WORK REQUIRED ▸
Only the number is wanted: tally the lines below that contain the word "نمایید".

DATASET RECORDS ▸
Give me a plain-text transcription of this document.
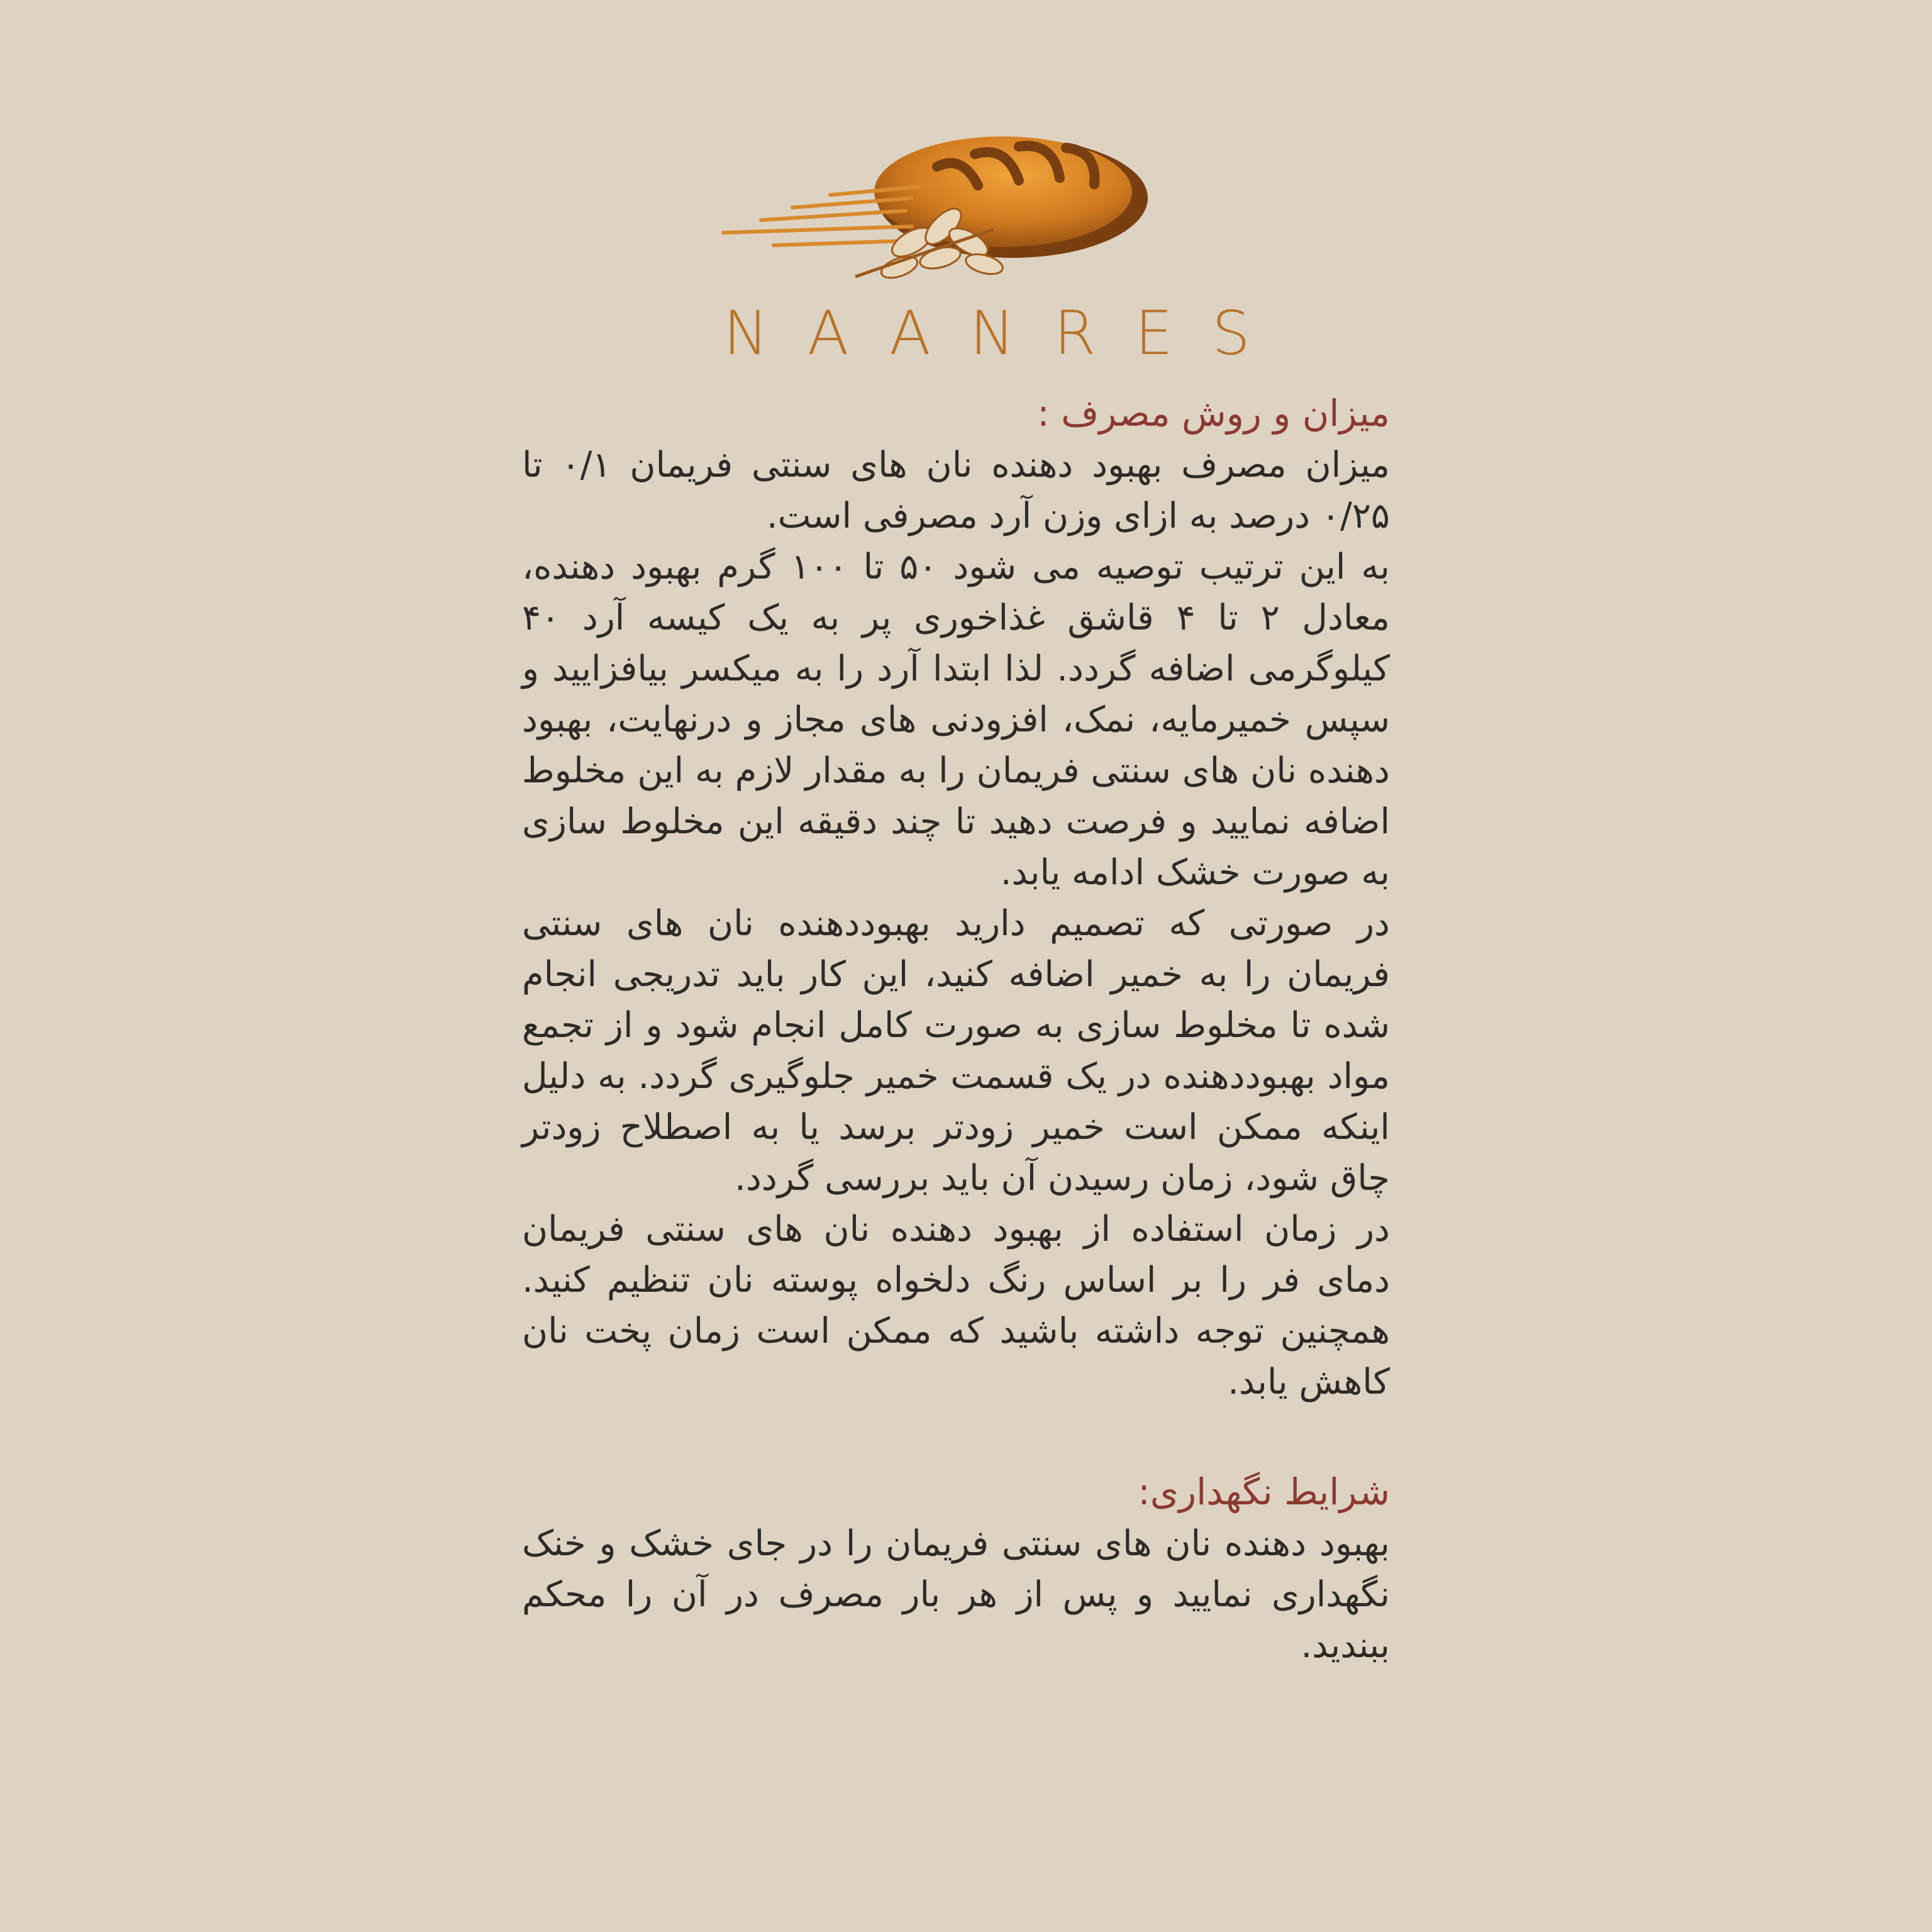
NAANRES
میزان و روش مصرف :

میزان مصرف بهبود دهنده نان های سنتی فریمان ۰/۱ تا ۰/۲۵ درصد به ازای وزن آرد مصرفی است.

به این ترتیب توصیه می شود ۵۰ تا ۱۰۰ گرم بهبود دهنده، معادل ۲ تا ۴ قاشق غذاخوری پر به یک کیسه آرد ۴۰ کیلوگرمی اضافه گردد. لذا ابتدا آرد را به میکسر بیافزایید و سپس خمیرمایه، نمک، افزودنی های مجاز و درنهایت، بهبود دهنده نان های سنتی فریمان را به مقدار لازم به این مخلوط اضافه نمایید و فرصت دهید تا چند دقیقه این مخلوط سازی به صورت خشک ادامه یابد.

در صورتی که تصمیم دارید بهبوددهنده نان های سنتی فریمان را به خمیر اضافه کنید، این کار باید تدریجی انجام شده تا مخلوط سازی به صورت کامل انجام شود و از تجمع مواد بهبوددهنده در یک قسمت خمیر جلوگیری گردد. به دلیل اینکه ممکن است خمیر زودتر برسد یا به اصطلاح زودتر چاق شود، زمان رسیدن آن باید بررسی گردد.

در زمان استفاده از بهبود دهنده نان های سنتی فریمان دمای فر را بر اساس رنگ دلخواه پوسته نان تنظیم کنید. همچنین توجه داشته باشید که ممکن است زمان پخت نان کاهش یابد.

شرایط نگهداری:

بهبود دهنده نان های سنتی فریمان را در جای خشک و خنک نگهداری نمایید و پس از هر بار مصرف در آن را محکم ببندید.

COMPLETED EXERCISE ▸
2